─── ТЕКСТ ДОКУМЕНТА ───

Программа реформаторов не предусматривала преобразований высших органов государственной власти, созыва Земского собора или общероссийского представительства. Вместе с тем вопрос о силах, которые поведут реформы дальше, стоял перед либеральной бюрократией и осознавался ею. Еще в записке 1856 г. Н. Милютин возлагал надежды на монархию, которая, выступив с инициативой преобразований, найдет опору в либеральном, просвещенном дворянстве. Это отмечалось и в «Общей докладной записке к проектам Редакционных комиссий» 1860 г. Само создание Редакционных комиссий, более чем на половину состоящих из общественных деятелей (хотя и по назначению) и непосредственно подчиненных через своего председателя Александру II, было в определенной степени осуществлением представлений реформаторов о новой роли самодержавной монархии. Более того, как свидетельствует П.П. Семёнов-Тян-Шанский, «Н.А. Милютин не сомневался в том, что с надлежащим развитием, под покровительством сильной государственной власти, деятельности местных учреждений верховная власть впоследствии сама сознает необходимость призыва себе на помощь, при дальнейшем широком развитии своей законодательной деятельности выборных представителей местных интересов и разделит с ними законодательные функции, как она сделала это теперь впервые созывом местных комитетов и призванием независимых от административной власти лиц — членов-экспертов» [42]. Не случайно М.Т. Лорис-Меликов в 1880-1881 гг. обратился копыту Редакционных комиссий, реформам местного самоуправления, связывая свои планы всесторонних преобразований с опытом Великих реформ. Однако в 1860-х гг. реформаторам не удалось претворить в законодательство все задуманное. Внезапное закрытие Редакционных комиссий в октябре 1860 г., а затем отставка Н.А. Милютина в апреле 1861 г. свидетельствовали о шаткости их общих расчетов.

─── ИСХОДНЫЕ СТРОКИ ───

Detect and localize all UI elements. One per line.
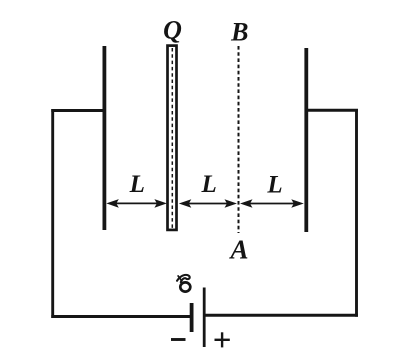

───
─── ИСХОДНЫЕ СТРОКИ ───

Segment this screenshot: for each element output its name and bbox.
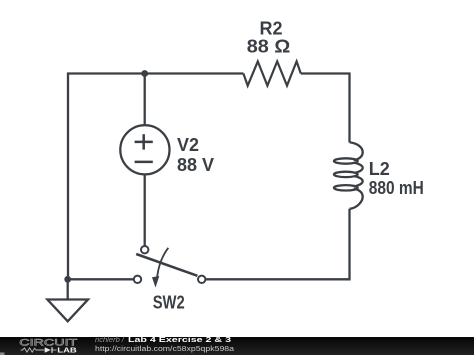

───

» ЗАДАНИЕ A:
Перечислите всех людей, которые названы по имени в тексте о реформаторах и Редакционных комиссиях.
» ЗАДАНИЕ B:
Продолжите текст о реформаторах и Редакционных комиссиях, начав сразу после его последнего предложения.

» РЕЗУЛЬТАТ A:
Н.А. Милютин
П.П. Семёнов-Тян-Шанский
Александр II
М.Т. Лорис-Меликов

» РЕЗУЛЬТАТ B:
Мировоззрение реформаторов, видимо, не лишено было утопической веры в безграничную возможность государства направлять ход исторического развития. Н.А. Милютин, с присущей ему проницательностью мгновенно понял возникшую опасность. В декабре того же года он писал брату, военному министру Д.А. Милютину: «необходимо создать мнение, или, пожалуй, партию, серединную, говоря парламентским языком — “le centre”, которой у нас нет, но для которой элементы, очевидно, найдутся. Одно прав[ительст]во может это сделать, и для него самого это будет лучшим средством упрочения». А в апреле 1863 г. в другом письме, вновь возвращаясь к этим мыслям, он с тревогой отмечал: «Нет большего несчастья для России, как выпустить инициативу из рук правительства» [43]. Ставка реформаторов на инициативную роль монархии и либеральную общественность оказалась ненадежной, обнажив просветительские иллюзии, свойственные их поколению. Но других гарантий, кроме необратимости принятого жесткого законодательства, в тогдашней России не существовало.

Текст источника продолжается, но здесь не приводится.